◆ Written instruction
Exactly repeat all the records below, omitting the images they hold.

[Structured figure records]
##############################

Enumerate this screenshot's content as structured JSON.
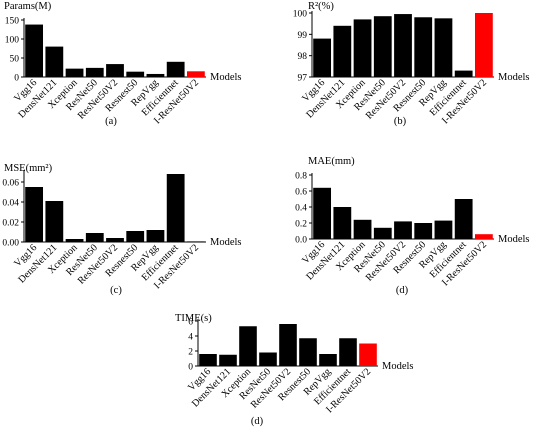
{
  "chart_data": [
    {
      "id": "params",
      "type": "bar",
      "title": "Params(M)",
      "xlabel": "Models",
      "panel_label": "(a)",
      "categories": [
        "Vgg16",
        "DensNet121",
        "Xception",
        "ResNet50",
        "ResNet50V2",
        "Resnest50",
        "RepVgg",
        "Efficientnet",
        "I-ResNet50V2"
      ],
      "values": [
        138,
        80,
        22,
        24,
        34,
        14,
        8,
        40,
        15
      ],
      "ylim": [
        0,
        150
      ],
      "yticks": [
        0,
        50,
        100,
        150
      ],
      "highlight_color": "#ff0000",
      "highlight_index": 8,
      "bar_color": "#000000"
    },
    {
      "id": "r2",
      "type": "bar",
      "title": "R²(%)",
      "xlabel": "Models",
      "panel_label": "(b)",
      "categories": [
        "Vgg16",
        "DensNet121",
        "Xception",
        "ResNet50",
        "ResNet50V2",
        "Resnest50",
        "RepVgg",
        "Efficientnet",
        "I-ResNet50V2"
      ],
      "values": [
        98.8,
        99.4,
        99.7,
        99.85,
        99.95,
        99.8,
        99.75,
        97.3,
        100.0
      ],
      "ylim": [
        97,
        100
      ],
      "yticks": [
        97,
        98,
        99,
        100
      ],
      "highlight_color": "#ff0000",
      "highlight_index": 8,
      "bar_color": "#000000"
    },
    {
      "id": "mse",
      "type": "bar",
      "title": "MSE(mm²)",
      "xlabel": "Models",
      "panel_label": "(c)",
      "categories": [
        "Vgg16",
        "DensNet121",
        "Xception",
        "ResNet50",
        "ResNet50V2",
        "Resnest50",
        "RepVgg",
        "Efficientnet",
        "I-ResNet50V2"
      ],
      "values": [
        0.055,
        0.041,
        0.003,
        0.009,
        0.004,
        0.011,
        0.012,
        0.068,
        0.0005
      ],
      "ylim": [
        0,
        0.07
      ],
      "yticks": [
        "0.00",
        "0.02",
        "0.04",
        "0.06"
      ],
      "ytick_values": [
        0,
        0.02,
        0.04,
        0.06
      ],
      "highlight_color": "#000000",
      "highlight_index": 8,
      "bar_color": "#000000"
    },
    {
      "id": "mae",
      "type": "bar",
      "title": "MAE(mm)",
      "xlabel": "Models",
      "panel_label": "(d)",
      "categories": [
        "Vgg16",
        "DensNet121",
        "Xception",
        "ResNet50",
        "ResNet50V2",
        "Resnest50",
        "RepVgg",
        "Efficientnet",
        "I-ResNet50V2"
      ],
      "values": [
        0.64,
        0.4,
        0.24,
        0.14,
        0.22,
        0.2,
        0.23,
        0.5,
        0.06
      ],
      "ylim": [
        0,
        0.8
      ],
      "yticks": [
        "0.0",
        "0.2",
        "0.4",
        "0.6",
        "0.8"
      ],
      "ytick_values": [
        0,
        0.2,
        0.4,
        0.6,
        0.8
      ],
      "highlight_color": "#ff0000",
      "highlight_index": 8,
      "bar_color": "#000000"
    },
    {
      "id": "time",
      "type": "bar",
      "title": "TIME(s)",
      "xlabel": "Models",
      "panel_label": "(d)",
      "categories": [
        "Vgg16",
        "DensNet121",
        "Xception",
        "ResNet50",
        "ResNet50V2",
        "Resnest50",
        "RepVgg",
        "Efficientnet",
        "I-ResNet50V2"
      ],
      "values": [
        1.6,
        1.5,
        5.3,
        1.8,
        5.6,
        3.7,
        1.6,
        3.7,
        3.0
      ],
      "ylim": [
        0,
        6
      ],
      "yticks": [
        0,
        2,
        4,
        6
      ],
      "highlight_color": "#ff0000",
      "highlight_index": 8,
      "bar_color": "#000000"
    }
  ]
}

##############################

◆ Problem solution
Enumerate this screenshot's content as structured JSON.
{
  "chart_data": [
    {
      "id": "params",
      "type": "bar",
      "title": "Params(M)",
      "xlabel": "Models",
      "panel_label": "(a)",
      "categories": [
        "Vgg16",
        "DensNet121",
        "Xception",
        "ResNet50",
        "ResNet50V2",
        "Resnest50",
        "RepVgg",
        "Efficientnet",
        "I-ResNet50V2"
      ],
      "values": [
        138,
        80,
        22,
        24,
        34,
        14,
        8,
        40,
        15
      ],
      "ylim": [
        0,
        150
      ],
      "yticks": [
        0,
        50,
        100,
        150
      ],
      "highlight_color": "#ff0000",
      "highlight_index": 8,
      "bar_color": "#000000"
    },
    {
      "id": "r2",
      "type": "bar",
      "title": "R²(%)",
      "xlabel": "Models",
      "panel_label": "(b)",
      "categories": [
        "Vgg16",
        "DensNet121",
        "Xception",
        "ResNet50",
        "ResNet50V2",
        "Resnest50",
        "RepVgg",
        "Efficientnet",
        "I-ResNet50V2"
      ],
      "values": [
        98.8,
        99.4,
        99.7,
        99.85,
        99.95,
        99.8,
        99.75,
        97.3,
        100.0
      ],
      "ylim": [
        97,
        100
      ],
      "yticks": [
        97,
        98,
        99,
        100
      ],
      "highlight_color": "#ff0000",
      "highlight_index": 8,
      "bar_color": "#000000"
    },
    {
      "id": "mse",
      "type": "bar",
      "title": "MSE(mm²)",
      "xlabel": "Models",
      "panel_label": "(c)",
      "categories": [
        "Vgg16",
        "DensNet121",
        "Xception",
        "ResNet50",
        "ResNet50V2",
        "Resnest50",
        "RepVgg",
        "Efficientnet",
        "I-ResNet50V2"
      ],
      "values": [
        0.055,
        0.041,
        0.003,
        0.009,
        0.004,
        0.011,
        0.012,
        0.068,
        0.0005
      ],
      "ylim": [
        0,
        0.07
      ],
      "yticks": [
        "0.00",
        "0.02",
        "0.04",
        "0.06"
      ],
      "ytick_values": [
        0,
        0.02,
        0.04,
        0.06
      ],
      "highlight_color": "#000000",
      "highlight_index": 8,
      "bar_color": "#000000"
    },
    {
      "id": "mae",
      "type": "bar",
      "title": "MAE(mm)",
      "xlabel": "Models",
      "panel_label": "(d)",
      "categories": [
        "Vgg16",
        "DensNet121",
        "Xception",
        "ResNet50",
        "ResNet50V2",
        "Resnest50",
        "RepVgg",
        "Efficientnet",
        "I-ResNet50V2"
      ],
      "values": [
        0.64,
        0.4,
        0.24,
        0.14,
        0.22,
        0.2,
        0.23,
        0.5,
        0.06
      ],
      "ylim": [
        0,
        0.8
      ],
      "yticks": [
        "0.0",
        "0.2",
        "0.4",
        "0.6",
        "0.8"
      ],
      "ytick_values": [
        0,
        0.2,
        0.4,
        0.6,
        0.8
      ],
      "highlight_color": "#ff0000",
      "highlight_index": 8,
      "bar_color": "#000000"
    },
    {
      "id": "time",
      "type": "bar",
      "title": "TIME(s)",
      "xlabel": "Models",
      "panel_label": "(d)",
      "categories": [
        "Vgg16",
        "DensNet121",
        "Xception",
        "ResNet50",
        "ResNet50V2",
        "Resnest50",
        "RepVgg",
        "Efficientnet",
        "I-ResNet50V2"
      ],
      "values": [
        1.6,
        1.5,
        5.3,
        1.8,
        5.6,
        3.7,
        1.6,
        3.7,
        3.0
      ],
      "ylim": [
        0,
        6
      ],
      "yticks": [
        0,
        2,
        4,
        6
      ],
      "highlight_color": "#ff0000",
      "highlight_index": 8,
      "bar_color": "#000000"
    }
  ]
}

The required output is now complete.